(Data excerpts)

_ _ _

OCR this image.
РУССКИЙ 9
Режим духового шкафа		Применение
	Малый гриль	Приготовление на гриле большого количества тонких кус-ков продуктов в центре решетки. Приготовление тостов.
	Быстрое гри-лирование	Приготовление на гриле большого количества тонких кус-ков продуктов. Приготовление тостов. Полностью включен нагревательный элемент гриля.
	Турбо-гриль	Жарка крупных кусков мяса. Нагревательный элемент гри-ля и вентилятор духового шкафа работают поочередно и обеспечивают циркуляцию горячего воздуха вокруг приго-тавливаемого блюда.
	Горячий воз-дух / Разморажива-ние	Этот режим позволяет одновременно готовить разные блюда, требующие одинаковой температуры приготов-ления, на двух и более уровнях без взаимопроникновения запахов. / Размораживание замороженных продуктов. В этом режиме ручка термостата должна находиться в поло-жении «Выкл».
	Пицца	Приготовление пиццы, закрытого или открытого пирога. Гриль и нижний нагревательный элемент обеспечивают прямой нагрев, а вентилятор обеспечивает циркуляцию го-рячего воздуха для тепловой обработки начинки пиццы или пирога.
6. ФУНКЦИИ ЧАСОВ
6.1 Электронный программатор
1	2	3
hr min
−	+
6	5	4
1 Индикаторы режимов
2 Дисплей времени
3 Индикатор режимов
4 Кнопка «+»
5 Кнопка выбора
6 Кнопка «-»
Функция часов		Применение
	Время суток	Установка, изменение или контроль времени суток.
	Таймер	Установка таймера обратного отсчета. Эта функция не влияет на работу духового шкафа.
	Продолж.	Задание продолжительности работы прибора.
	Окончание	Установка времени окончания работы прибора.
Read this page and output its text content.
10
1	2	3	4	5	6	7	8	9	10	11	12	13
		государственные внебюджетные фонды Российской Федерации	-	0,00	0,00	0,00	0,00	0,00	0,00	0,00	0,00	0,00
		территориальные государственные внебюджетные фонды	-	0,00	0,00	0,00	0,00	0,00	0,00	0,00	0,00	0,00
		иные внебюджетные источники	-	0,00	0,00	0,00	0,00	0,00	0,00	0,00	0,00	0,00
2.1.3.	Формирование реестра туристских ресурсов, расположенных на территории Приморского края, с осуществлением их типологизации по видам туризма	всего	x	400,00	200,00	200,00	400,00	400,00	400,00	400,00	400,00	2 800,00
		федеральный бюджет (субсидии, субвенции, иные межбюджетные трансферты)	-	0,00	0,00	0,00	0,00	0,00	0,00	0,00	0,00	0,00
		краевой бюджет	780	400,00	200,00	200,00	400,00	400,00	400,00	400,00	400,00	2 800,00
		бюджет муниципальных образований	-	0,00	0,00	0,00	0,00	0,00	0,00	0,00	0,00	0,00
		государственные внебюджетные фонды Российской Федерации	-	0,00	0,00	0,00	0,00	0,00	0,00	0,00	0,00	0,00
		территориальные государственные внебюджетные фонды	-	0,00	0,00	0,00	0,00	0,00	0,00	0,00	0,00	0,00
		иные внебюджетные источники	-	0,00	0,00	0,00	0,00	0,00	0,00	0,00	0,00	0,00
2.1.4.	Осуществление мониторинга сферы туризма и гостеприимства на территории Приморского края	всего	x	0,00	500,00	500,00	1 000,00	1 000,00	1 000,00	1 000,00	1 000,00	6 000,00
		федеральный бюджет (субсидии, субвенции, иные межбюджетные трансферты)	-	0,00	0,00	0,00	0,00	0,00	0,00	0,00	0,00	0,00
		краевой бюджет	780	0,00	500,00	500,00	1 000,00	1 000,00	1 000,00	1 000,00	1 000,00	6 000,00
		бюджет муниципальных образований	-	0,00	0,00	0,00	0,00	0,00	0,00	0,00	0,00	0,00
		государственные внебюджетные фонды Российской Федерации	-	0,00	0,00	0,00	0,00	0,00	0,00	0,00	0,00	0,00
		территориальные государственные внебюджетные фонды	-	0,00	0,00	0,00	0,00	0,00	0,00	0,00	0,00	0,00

_ _ _

Task goal
Write out every line from the entries where "циркуляцию" appears.

Answer
	Турбо-гриль	Жарка крупных кусков мяса. Нагревательный элемент гри-ля и вентилятор духового шкафа работают поочередно и обеспечивают циркуляцию горячего воздуха вокруг приго-тавливаемого блюда.
	Пицца	Приготовление пиццы, закрытого или открытого пирога. Гриль и нижний нагревательный элемент обеспечивают прямой нагрев, а вентилятор обеспечивает циркуляцию го-рячего воздуха для тепловой обработки начинки пиццы или пирога.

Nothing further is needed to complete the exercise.